───── Information provided

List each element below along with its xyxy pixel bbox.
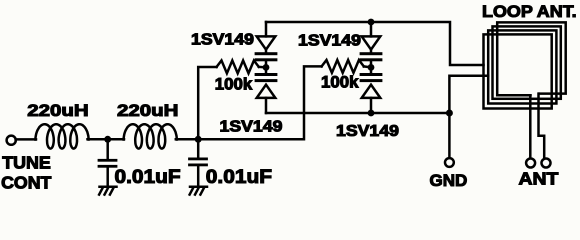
ground symbol at x=198.2 xyxy=(190,187,207,195)
loop antenna turn 1 xyxy=(484,34,552,108)
wire: bottom lead of varactor pair at x=371 xyxy=(370,98,373,113)
wire: top lead of varactor pair at x=266 xyxy=(265,22,268,36)
node: top rail junction at x=371 xyxy=(368,19,375,26)
varactor diode 1SV149 (lower) at x=266 xyxy=(255,73,278,98)
svg-text:LOOP ANT.: LOOP ANT. xyxy=(482,1,577,20)
wire: top lead of varactor pair at x=371 xyxy=(370,22,373,36)
ground symbol at x=107.7 xyxy=(99,187,116,195)
svg-text:ANT: ANT xyxy=(519,168,560,188)
wire: TUNE CONT to L1 xyxy=(16,138,36,141)
wire: bottom lead of varactor pair at x=266 xyxy=(265,98,268,113)
wire: node B to riser for R2 xyxy=(198,66,321,139)
wire: L1 to node A xyxy=(88,138,109,141)
node: GND junction xyxy=(446,110,453,117)
svg-text:0.01uF: 0.01uF xyxy=(206,167,272,188)
capacitor C1 0.01uF plates xyxy=(98,159,118,168)
loop antenna turn 3 xyxy=(493,26,561,98)
loop antenna turn 4 (broken at taps) xyxy=(497,22,566,95)
loop antenna turn 2 xyxy=(488,30,556,103)
wire: node B riser to R1 xyxy=(198,67,216,139)
svg-text:1SV149: 1SV149 xyxy=(191,30,254,48)
wire: bottom rail (varactor bottoms to GND node) xyxy=(266,112,449,115)
wire: R1 to varactor junction xyxy=(259,66,266,69)
wire: L2 to node B xyxy=(176,138,198,141)
node A (junction dot) xyxy=(104,136,111,143)
svg-text:GND: GND xyxy=(430,171,468,190)
svg-text:220uH: 220uH xyxy=(117,101,178,120)
node: bottom rail junction at x=371 xyxy=(368,110,375,117)
svg-text:100k: 100k xyxy=(321,72,359,91)
capacitor C2 0.01uF plates xyxy=(188,158,208,167)
wire: node A down to C1 xyxy=(106,139,109,159)
wire: middle junction stub xyxy=(370,49,373,74)
node B (junction dot) xyxy=(195,136,202,143)
varactor diode 1SV149 (upper) at x=266 xyxy=(255,36,278,61)
inductor L1 220uH xyxy=(35,124,88,148)
terminal ANT 2 (open circle) xyxy=(542,159,551,168)
wire: R2 to varactor junction xyxy=(364,66,371,67)
terminal GND (open circle) xyxy=(445,158,454,167)
varactor diode 1SV149 (upper) at x=371 xyxy=(360,36,383,61)
wire: top rail (varactor tops to loop) xyxy=(266,22,484,65)
varactor diode 1SV149 (lower) at x=371 xyxy=(360,73,383,98)
wire: loop tap 2 (jog) down to ANT terminal xyxy=(539,94,545,158)
svg-text:1SV149: 1SV149 xyxy=(298,31,361,49)
wire: loop tap 1 down to ANT terminal xyxy=(529,95,532,157)
wire: C2 to ground xyxy=(197,166,200,186)
wire: C1 to ground xyxy=(106,168,109,187)
svg-text:1SV149: 1SV149 xyxy=(220,117,283,135)
svg-text:CONT: CONT xyxy=(1,173,52,193)
node: varactor centre junction at x=371 xyxy=(368,64,375,71)
svg-text:0.01uF: 0.01uF xyxy=(115,167,181,188)
resistor R1 100k xyxy=(217,61,259,74)
wire: GND node drop to terminal xyxy=(448,113,451,157)
svg-text:TUNE: TUNE xyxy=(2,153,51,173)
svg-text:100k: 100k xyxy=(215,74,253,93)
terminal TUNE CONT (open circle) xyxy=(7,136,16,145)
wire: node A to L2 xyxy=(108,138,124,141)
terminal ANT 1 (open circle) xyxy=(526,159,535,168)
svg-text:1SV149: 1SV149 xyxy=(336,122,399,140)
node: varactor centre junction at x=266 xyxy=(263,64,270,71)
inductor L2 220uH xyxy=(124,124,177,148)
wire: middle junction stub xyxy=(265,49,268,74)
wire: GND node riser to loop second turn xyxy=(449,76,488,113)
svg-text:220uH: 220uH xyxy=(27,101,88,120)
resistor R2 100k xyxy=(322,60,364,73)
wire: node B down to C2 xyxy=(197,139,200,157)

──────────

Task statement: Reproduce the material above, substituting "varicap" for every "varactor" and leaving all else unchanged. Leave the pictures out.

Exercise answer:
List each element below along with its xyxy pixel bbox.
ground symbol at x=198.2 xyxy=(190,187,207,195)
loop antenna turn 1 xyxy=(484,34,552,108)
wire: bottom lead of varicap pair at x=371 xyxy=(370,98,373,113)
wire: top lead of varicap pair at x=266 xyxy=(265,22,268,36)
node: top rail junction at x=371 xyxy=(368,19,375,26)
varicap diode 1SV149 (lower) at x=266 xyxy=(255,73,278,98)
svg-text:LOOP ANT.: LOOP ANT. xyxy=(482,1,577,20)
wire: top lead of varicap pair at x=371 xyxy=(370,22,373,36)
ground symbol at x=107.7 xyxy=(99,187,116,195)
svg-text:ANT: ANT xyxy=(519,168,560,188)
wire: TUNE CONT to L1 xyxy=(16,138,36,141)
wire: bottom lead of varicap pair at x=266 xyxy=(265,98,268,113)
wire: node B to riser for R2 xyxy=(198,66,321,139)
wire: L1 to node A xyxy=(88,138,109,141)
node: GND junction xyxy=(446,110,453,117)
svg-text:0.01uF: 0.01uF xyxy=(206,167,272,188)
capacitor C1 0.01uF plates xyxy=(98,159,118,168)
loop antenna turn 3 xyxy=(493,26,561,98)
loop antenna turn 4 (broken at taps) xyxy=(497,22,566,95)
loop antenna turn 2 xyxy=(488,30,556,103)
wire: node B riser to R1 xyxy=(198,67,216,139)
svg-text:1SV149: 1SV149 xyxy=(191,30,254,48)
wire: bottom rail (varicap bottoms to GND node) xyxy=(266,112,449,115)
wire: R1 to varicap junction xyxy=(259,66,266,69)
wire: L2 to node B xyxy=(176,138,198,141)
node A (junction dot) xyxy=(104,136,111,143)
svg-text:GND: GND xyxy=(430,171,468,190)
svg-text:220uH: 220uH xyxy=(117,101,178,120)
node: bottom rail junction at x=371 xyxy=(368,110,375,117)
svg-text:100k: 100k xyxy=(321,72,359,91)
capacitor C2 0.01uF plates xyxy=(188,158,208,167)
wire: node A down to C1 xyxy=(106,139,109,159)
wire: middle junction stub xyxy=(370,49,373,74)
node B (junction dot) xyxy=(195,136,202,143)
varicap diode 1SV149 (upper) at x=266 xyxy=(255,36,278,61)
inductor L1 220uH xyxy=(35,124,88,148)
terminal ANT 2 (open circle) xyxy=(542,159,551,168)
wire: R2 to varicap junction xyxy=(364,66,371,67)
terminal GND (open circle) xyxy=(445,158,454,167)
varicap diode 1SV149 (upper) at x=371 xyxy=(360,36,383,61)
wire: top rail (varicap tops to loop) xyxy=(266,22,484,65)
varicap diode 1SV149 (lower) at x=371 xyxy=(360,73,383,98)
wire: loop tap 2 (jog) down to ANT terminal xyxy=(539,94,545,158)
svg-text:1SV149: 1SV149 xyxy=(298,31,361,49)
wire: loop tap 1 down to ANT terminal xyxy=(529,95,532,157)
wire: C2 to ground xyxy=(197,166,200,186)
wire: C1 to ground xyxy=(106,168,109,187)
svg-text:1SV149: 1SV149 xyxy=(220,117,283,135)
svg-text:CONT: CONT xyxy=(1,173,52,193)
node: varicap centre junction at x=371 xyxy=(368,64,375,71)
svg-text:0.01uF: 0.01uF xyxy=(115,167,181,188)
resistor R1 100k xyxy=(217,61,259,74)
wire: GND node drop to terminal xyxy=(448,113,451,157)
svg-text:TUNE: TUNE xyxy=(2,153,51,173)
svg-text:100k: 100k xyxy=(215,74,253,93)
terminal TUNE CONT (open circle) xyxy=(7,136,16,145)
wire: node A to L2 xyxy=(108,138,124,141)
terminal ANT 1 (open circle) xyxy=(526,159,535,168)
svg-text:1SV149: 1SV149 xyxy=(336,122,399,140)
node: varicap centre junction at x=266 xyxy=(263,64,270,71)
inductor L2 220uH xyxy=(124,124,177,148)
wire: middle junction stub xyxy=(265,49,268,74)
wire: GND node riser to loop second turn xyxy=(449,76,488,113)
svg-text:220uH: 220uH xyxy=(27,101,88,120)
resistor R2 100k xyxy=(322,60,364,73)
wire: node B down to C2 xyxy=(197,139,200,157)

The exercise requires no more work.